◆ Instruction:
Filter the records for lines holding the string "text".

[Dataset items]
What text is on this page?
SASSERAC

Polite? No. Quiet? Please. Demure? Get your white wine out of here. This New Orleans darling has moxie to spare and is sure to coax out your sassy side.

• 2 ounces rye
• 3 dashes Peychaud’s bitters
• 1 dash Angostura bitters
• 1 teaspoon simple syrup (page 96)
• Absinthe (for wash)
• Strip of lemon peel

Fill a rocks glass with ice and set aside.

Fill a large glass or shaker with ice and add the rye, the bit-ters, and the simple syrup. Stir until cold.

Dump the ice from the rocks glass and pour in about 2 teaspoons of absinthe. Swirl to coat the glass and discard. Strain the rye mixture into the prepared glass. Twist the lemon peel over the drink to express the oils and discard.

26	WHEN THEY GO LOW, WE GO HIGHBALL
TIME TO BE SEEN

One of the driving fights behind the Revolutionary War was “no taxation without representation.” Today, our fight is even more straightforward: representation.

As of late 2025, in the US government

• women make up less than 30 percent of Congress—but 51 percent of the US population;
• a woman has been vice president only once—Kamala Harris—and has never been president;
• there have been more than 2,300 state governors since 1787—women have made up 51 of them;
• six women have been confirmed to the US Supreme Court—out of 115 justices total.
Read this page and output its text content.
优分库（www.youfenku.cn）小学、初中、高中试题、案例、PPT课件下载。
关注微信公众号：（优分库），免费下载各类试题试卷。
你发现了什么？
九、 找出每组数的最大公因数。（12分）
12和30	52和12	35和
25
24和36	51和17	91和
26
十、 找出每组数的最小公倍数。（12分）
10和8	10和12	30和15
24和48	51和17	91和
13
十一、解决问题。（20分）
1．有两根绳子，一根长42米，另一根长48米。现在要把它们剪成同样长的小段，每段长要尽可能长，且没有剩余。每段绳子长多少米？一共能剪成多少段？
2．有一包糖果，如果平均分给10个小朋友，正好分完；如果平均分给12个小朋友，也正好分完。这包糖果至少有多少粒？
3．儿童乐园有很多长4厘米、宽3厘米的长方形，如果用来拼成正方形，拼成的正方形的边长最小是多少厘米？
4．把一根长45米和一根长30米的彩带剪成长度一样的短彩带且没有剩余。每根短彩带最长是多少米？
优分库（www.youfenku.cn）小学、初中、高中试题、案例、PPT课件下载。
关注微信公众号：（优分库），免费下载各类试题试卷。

◆ Task output:
What text is on this page?
Read this page and output its text content.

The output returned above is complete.